EXERCISE: Answer with a single number: the count of lines that include the string "JSON".

DATA LINES:
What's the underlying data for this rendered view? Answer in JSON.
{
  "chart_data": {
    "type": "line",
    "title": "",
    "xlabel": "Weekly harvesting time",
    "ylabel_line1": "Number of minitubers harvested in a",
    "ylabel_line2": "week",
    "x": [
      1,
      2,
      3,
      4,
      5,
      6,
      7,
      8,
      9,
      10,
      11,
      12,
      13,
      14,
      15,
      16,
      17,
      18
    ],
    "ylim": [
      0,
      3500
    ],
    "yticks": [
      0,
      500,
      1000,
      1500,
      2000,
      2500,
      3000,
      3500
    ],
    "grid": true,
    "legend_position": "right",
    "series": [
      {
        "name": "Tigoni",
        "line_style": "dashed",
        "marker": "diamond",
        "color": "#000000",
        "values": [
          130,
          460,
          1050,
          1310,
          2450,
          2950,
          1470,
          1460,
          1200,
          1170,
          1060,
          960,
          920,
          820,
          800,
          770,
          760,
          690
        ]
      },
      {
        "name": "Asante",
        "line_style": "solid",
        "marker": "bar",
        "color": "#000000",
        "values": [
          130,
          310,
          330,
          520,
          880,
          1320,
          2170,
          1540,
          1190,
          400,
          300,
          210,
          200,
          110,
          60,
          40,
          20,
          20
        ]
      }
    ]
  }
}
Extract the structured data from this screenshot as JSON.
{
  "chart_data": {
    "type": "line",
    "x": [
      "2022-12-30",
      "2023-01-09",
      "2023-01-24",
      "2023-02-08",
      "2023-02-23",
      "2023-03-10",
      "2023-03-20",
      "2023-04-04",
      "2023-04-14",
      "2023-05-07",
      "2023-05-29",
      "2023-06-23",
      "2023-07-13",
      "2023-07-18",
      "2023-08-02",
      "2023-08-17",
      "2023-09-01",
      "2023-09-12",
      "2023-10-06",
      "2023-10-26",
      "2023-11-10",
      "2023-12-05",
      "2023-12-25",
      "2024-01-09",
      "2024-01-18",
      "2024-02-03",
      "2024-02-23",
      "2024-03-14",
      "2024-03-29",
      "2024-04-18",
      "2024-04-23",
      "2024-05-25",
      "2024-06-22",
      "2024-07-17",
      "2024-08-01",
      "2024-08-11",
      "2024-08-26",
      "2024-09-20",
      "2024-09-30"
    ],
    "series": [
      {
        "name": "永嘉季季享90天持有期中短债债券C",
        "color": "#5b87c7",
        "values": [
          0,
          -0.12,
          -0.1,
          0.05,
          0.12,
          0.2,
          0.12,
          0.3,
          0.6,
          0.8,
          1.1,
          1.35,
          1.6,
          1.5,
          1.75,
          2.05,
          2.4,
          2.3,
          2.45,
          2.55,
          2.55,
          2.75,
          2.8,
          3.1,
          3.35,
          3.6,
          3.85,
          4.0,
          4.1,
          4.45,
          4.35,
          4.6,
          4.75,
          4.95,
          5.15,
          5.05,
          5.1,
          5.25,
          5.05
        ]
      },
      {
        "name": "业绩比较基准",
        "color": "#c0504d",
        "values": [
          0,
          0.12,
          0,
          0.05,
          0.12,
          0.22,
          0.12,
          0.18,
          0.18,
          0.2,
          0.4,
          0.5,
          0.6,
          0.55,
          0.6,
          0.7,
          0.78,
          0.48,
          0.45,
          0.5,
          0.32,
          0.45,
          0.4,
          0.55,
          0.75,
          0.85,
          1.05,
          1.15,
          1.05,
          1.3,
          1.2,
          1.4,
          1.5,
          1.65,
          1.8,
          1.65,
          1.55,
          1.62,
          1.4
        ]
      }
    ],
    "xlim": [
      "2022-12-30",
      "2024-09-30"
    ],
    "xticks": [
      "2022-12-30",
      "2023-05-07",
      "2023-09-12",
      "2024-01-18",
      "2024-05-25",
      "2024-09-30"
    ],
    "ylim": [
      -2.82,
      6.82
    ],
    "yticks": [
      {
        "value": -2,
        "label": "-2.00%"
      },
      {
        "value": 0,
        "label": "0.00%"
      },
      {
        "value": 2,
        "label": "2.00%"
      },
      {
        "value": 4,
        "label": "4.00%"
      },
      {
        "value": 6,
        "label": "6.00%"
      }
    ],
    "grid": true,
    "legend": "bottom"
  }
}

* * *

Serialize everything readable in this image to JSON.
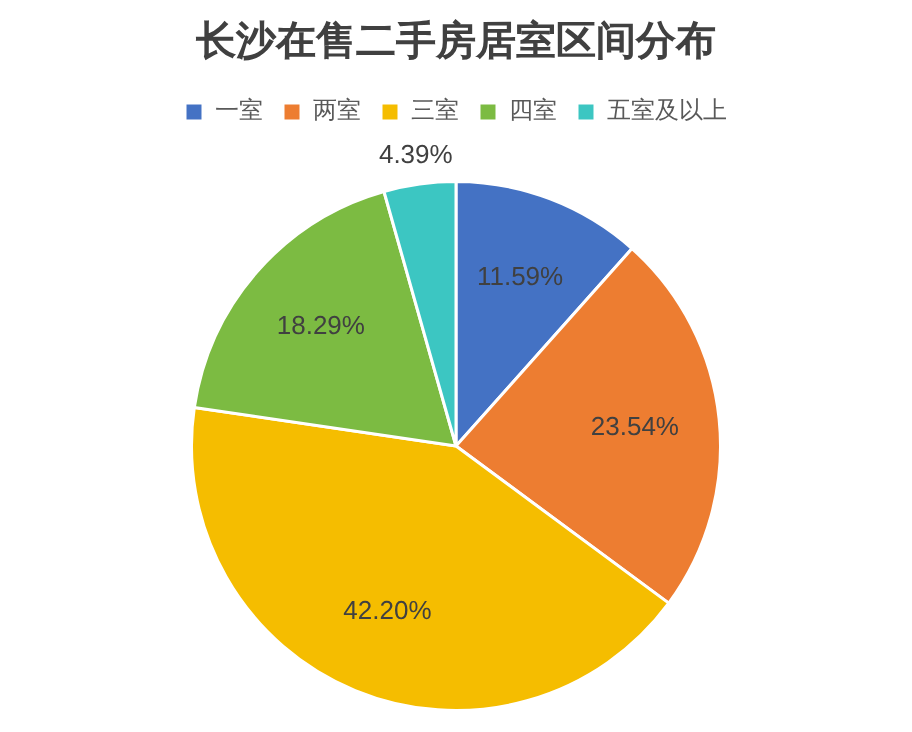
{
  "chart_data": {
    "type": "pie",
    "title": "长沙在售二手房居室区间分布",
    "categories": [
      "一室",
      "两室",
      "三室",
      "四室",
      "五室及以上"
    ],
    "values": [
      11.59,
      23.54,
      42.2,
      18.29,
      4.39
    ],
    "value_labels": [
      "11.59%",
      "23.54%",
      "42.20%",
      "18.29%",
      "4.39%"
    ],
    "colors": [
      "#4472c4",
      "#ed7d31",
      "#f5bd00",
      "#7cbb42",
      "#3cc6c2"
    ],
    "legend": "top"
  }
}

ANSWER TO THIS PROBLEM: 3